**Prompt**
Pull out every line with the word "klimatskim".

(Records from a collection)
##############################

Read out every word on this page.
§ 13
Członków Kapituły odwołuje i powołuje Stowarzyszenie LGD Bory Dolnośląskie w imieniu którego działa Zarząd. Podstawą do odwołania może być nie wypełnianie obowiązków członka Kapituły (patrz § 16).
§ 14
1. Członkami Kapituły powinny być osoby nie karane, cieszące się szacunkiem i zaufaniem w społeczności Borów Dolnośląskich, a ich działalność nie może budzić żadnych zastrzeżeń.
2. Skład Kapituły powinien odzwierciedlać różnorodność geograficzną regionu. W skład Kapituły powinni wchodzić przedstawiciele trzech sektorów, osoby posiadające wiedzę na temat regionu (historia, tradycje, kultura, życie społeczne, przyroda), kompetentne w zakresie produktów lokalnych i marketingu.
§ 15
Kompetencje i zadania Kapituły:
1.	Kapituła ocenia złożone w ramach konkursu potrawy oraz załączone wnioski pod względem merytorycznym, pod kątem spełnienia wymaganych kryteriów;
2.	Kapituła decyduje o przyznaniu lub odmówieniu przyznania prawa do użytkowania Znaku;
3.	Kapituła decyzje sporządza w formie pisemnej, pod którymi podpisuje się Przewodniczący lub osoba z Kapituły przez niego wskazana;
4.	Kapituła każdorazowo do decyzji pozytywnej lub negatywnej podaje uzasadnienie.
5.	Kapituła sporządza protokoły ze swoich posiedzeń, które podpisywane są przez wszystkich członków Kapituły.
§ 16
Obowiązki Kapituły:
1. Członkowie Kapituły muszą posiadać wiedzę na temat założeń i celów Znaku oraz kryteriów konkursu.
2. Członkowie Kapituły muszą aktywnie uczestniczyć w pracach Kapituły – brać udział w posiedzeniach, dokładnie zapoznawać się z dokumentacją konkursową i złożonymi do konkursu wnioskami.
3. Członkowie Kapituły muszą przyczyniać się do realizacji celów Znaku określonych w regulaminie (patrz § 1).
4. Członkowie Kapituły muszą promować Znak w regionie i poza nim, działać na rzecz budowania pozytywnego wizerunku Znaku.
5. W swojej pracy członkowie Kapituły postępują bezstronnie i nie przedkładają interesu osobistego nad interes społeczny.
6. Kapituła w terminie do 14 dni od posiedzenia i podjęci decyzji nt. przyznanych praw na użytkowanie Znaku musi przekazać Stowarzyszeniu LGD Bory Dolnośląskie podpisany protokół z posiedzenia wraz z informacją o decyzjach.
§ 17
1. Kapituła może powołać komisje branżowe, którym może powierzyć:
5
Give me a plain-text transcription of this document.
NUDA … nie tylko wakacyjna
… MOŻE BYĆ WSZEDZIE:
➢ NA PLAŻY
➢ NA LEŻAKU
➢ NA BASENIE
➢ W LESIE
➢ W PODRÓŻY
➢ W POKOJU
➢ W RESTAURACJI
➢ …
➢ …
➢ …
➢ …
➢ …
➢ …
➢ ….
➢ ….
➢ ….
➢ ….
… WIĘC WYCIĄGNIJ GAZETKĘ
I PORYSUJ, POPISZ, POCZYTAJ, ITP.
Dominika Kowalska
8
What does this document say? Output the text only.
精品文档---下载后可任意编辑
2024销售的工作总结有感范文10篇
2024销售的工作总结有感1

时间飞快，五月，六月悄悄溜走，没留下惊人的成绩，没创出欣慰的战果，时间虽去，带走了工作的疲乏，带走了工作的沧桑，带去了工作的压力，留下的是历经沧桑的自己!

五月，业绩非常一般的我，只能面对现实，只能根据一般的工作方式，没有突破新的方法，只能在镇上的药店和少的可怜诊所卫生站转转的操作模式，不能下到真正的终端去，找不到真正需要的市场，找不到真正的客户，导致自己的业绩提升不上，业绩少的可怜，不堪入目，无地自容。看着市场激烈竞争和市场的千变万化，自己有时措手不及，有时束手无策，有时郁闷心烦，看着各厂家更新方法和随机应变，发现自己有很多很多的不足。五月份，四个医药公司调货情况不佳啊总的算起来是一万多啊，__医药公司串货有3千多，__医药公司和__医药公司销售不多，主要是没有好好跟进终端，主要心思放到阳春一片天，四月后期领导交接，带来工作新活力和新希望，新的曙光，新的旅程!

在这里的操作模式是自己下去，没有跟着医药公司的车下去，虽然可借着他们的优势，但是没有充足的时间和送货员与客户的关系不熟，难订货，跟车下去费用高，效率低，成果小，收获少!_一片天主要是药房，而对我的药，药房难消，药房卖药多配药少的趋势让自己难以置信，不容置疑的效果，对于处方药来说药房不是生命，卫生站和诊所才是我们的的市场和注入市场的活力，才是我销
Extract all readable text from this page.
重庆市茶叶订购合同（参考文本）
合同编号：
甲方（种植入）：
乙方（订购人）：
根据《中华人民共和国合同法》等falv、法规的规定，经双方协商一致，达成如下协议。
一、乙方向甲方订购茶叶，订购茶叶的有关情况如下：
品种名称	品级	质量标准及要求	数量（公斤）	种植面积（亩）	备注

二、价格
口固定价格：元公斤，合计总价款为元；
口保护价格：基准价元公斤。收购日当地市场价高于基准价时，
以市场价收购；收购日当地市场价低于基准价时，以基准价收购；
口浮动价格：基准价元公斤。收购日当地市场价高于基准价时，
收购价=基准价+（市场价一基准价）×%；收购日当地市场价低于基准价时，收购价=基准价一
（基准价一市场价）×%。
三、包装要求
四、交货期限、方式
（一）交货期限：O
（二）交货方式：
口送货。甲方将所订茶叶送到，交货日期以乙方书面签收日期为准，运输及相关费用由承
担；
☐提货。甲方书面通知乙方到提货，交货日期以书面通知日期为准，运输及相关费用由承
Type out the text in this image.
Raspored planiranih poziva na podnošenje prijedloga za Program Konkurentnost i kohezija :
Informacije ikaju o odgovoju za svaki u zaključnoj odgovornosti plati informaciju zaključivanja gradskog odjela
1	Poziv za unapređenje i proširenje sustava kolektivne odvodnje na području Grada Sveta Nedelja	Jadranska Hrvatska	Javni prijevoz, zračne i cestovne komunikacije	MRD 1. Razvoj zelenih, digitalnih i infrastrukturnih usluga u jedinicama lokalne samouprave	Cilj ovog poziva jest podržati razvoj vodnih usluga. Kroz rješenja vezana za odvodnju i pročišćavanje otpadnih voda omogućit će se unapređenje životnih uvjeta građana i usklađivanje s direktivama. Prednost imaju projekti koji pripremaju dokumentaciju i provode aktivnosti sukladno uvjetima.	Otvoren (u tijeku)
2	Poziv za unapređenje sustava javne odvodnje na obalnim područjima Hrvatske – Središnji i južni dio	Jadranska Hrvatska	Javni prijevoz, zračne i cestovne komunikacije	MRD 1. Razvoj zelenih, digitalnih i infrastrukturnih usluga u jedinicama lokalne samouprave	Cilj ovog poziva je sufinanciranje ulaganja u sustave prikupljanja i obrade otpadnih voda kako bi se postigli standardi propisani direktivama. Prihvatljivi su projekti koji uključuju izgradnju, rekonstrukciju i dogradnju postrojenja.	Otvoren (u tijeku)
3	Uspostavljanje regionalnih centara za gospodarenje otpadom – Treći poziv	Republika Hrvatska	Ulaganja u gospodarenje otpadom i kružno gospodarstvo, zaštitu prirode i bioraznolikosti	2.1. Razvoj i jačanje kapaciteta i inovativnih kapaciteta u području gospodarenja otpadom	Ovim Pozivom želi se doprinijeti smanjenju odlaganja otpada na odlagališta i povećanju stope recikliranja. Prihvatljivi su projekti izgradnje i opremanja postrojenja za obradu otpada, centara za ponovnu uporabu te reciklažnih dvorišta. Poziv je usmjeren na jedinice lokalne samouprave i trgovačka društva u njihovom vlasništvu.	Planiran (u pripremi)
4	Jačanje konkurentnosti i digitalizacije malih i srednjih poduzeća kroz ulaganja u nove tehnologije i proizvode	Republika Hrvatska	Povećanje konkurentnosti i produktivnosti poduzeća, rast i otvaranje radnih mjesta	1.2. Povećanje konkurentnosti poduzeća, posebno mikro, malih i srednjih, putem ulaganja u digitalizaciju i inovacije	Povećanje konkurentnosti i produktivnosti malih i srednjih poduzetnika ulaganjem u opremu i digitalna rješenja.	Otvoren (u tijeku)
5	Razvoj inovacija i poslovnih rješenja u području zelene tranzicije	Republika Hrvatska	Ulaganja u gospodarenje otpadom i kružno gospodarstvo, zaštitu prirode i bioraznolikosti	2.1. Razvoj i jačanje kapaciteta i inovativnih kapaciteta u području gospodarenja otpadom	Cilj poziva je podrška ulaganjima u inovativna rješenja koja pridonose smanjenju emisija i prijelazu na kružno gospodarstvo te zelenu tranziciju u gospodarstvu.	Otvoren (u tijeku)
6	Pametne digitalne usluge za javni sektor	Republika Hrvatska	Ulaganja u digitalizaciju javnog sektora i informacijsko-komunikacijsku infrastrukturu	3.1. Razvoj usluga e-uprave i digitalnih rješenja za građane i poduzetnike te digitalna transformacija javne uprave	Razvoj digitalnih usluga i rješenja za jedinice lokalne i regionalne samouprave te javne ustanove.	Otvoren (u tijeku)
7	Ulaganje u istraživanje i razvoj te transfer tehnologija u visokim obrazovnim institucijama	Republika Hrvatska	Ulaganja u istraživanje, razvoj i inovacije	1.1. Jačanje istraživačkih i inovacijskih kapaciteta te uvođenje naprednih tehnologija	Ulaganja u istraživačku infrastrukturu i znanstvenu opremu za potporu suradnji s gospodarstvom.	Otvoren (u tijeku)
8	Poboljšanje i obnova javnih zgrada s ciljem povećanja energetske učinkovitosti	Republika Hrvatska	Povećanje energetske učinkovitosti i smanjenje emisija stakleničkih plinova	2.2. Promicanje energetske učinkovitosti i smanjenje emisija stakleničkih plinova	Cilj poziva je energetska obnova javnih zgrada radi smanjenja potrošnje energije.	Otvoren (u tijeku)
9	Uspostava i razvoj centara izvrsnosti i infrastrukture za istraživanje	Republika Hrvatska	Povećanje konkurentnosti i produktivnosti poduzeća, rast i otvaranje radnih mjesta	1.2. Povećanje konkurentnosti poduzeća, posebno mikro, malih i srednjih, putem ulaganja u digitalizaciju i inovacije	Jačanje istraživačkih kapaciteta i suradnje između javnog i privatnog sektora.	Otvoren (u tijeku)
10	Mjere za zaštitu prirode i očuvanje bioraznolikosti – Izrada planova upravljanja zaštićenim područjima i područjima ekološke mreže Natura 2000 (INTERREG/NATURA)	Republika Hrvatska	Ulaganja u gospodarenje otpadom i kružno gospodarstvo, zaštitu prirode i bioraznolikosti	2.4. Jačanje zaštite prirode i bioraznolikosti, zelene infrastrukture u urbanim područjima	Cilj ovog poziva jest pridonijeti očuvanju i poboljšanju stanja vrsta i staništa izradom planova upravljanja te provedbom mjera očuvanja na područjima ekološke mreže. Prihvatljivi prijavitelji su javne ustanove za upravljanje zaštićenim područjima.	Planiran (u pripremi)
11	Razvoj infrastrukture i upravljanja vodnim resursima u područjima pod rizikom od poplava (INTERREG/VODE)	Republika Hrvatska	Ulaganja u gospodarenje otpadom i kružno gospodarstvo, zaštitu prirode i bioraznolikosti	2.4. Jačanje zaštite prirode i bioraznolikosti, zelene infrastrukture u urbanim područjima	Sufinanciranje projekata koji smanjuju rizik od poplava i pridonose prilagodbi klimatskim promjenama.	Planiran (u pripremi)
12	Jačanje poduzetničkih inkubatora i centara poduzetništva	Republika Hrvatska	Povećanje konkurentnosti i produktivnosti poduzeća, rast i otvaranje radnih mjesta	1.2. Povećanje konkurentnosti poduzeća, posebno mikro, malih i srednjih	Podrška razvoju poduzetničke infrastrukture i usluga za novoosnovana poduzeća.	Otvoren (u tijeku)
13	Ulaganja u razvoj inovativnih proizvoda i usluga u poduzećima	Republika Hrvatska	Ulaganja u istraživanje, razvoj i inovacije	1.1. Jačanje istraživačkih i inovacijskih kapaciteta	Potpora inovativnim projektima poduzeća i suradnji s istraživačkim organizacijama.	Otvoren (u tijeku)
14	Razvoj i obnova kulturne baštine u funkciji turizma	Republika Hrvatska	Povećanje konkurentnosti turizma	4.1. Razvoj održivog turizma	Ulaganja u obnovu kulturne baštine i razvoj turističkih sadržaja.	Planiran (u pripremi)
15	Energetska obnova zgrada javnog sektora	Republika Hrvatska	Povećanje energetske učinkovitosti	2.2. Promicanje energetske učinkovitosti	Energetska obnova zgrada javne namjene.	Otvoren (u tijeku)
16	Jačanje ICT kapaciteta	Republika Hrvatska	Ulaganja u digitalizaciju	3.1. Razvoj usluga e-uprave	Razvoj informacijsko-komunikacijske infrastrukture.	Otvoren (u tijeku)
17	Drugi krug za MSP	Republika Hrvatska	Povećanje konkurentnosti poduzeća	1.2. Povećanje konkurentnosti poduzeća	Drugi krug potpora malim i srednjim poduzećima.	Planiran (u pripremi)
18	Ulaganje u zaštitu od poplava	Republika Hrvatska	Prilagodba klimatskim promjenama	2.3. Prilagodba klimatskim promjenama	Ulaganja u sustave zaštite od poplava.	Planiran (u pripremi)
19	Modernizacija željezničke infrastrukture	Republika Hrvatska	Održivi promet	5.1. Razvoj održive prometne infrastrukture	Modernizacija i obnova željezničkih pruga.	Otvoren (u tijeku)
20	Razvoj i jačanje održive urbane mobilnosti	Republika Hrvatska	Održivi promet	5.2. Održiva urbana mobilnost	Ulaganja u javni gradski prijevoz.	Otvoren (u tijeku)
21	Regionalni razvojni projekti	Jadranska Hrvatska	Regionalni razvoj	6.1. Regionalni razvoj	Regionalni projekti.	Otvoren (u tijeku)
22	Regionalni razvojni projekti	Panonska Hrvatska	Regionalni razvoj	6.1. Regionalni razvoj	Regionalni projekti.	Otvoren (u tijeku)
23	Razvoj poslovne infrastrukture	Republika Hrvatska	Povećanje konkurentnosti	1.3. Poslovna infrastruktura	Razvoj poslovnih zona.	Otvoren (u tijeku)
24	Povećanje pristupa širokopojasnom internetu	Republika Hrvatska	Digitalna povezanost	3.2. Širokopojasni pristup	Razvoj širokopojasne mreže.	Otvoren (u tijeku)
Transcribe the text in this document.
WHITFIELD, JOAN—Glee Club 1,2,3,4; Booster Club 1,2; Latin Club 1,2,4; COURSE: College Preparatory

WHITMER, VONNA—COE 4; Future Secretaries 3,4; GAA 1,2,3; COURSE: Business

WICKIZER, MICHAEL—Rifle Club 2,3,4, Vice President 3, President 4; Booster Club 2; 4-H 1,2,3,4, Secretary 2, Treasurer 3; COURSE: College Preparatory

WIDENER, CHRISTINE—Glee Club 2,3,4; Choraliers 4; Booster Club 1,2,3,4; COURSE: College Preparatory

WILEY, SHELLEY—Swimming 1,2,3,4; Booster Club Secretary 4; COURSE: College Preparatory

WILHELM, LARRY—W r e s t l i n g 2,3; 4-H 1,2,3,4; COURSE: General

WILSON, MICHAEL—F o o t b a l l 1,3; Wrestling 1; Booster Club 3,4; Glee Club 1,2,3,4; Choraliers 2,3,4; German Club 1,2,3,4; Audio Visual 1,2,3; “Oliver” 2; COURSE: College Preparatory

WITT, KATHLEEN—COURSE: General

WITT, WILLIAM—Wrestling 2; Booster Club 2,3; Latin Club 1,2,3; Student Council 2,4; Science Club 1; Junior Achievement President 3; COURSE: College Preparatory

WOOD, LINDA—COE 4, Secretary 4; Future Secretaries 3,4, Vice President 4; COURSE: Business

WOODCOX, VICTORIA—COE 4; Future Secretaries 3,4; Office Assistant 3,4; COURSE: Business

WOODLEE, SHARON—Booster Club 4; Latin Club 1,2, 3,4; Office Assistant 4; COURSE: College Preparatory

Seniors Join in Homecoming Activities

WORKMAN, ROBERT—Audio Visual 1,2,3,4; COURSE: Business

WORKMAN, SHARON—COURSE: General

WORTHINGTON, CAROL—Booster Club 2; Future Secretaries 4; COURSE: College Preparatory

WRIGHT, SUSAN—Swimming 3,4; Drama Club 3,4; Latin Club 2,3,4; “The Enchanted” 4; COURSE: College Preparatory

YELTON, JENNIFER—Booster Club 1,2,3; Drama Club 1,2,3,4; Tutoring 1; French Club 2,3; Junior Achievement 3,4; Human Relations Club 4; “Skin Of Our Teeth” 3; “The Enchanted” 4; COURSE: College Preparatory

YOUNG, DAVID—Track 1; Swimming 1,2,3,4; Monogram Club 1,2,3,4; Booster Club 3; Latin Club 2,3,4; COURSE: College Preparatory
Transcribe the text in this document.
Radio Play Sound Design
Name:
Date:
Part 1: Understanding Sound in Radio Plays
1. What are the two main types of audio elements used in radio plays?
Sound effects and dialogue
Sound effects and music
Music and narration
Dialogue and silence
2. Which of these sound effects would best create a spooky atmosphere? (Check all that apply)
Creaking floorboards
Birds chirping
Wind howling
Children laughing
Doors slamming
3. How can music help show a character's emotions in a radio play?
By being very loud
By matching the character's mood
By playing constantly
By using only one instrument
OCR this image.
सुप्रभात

##############################

**Full solution**
11	Razvoj infrastrukture i upravljanja vodnim resursima u područjima pod rizikom od poplava (INTERREG/VODE)	Republika Hrvatska	Ulaganja u gospodarenje otpadom i kružno gospodarstvo, zaštitu prirode i bioraznolikosti	2.4. Jačanje zaštite prirode i bioraznolikosti, zelene infrastrukture u urbanim područjima	Sufinanciranje projekata koji smanjuju rizik od poplava i pridonose prilagodbi klimatskim promjenama.	Planiran (u pripremi)
18	Ulaganje u zaštitu od poplava	Republika Hrvatska	Prilagodba klimatskim promjenama	2.3. Prilagodba klimatskim promjenama	Ulaganja u sustave zaštite od poplava.	Planiran (u pripremi)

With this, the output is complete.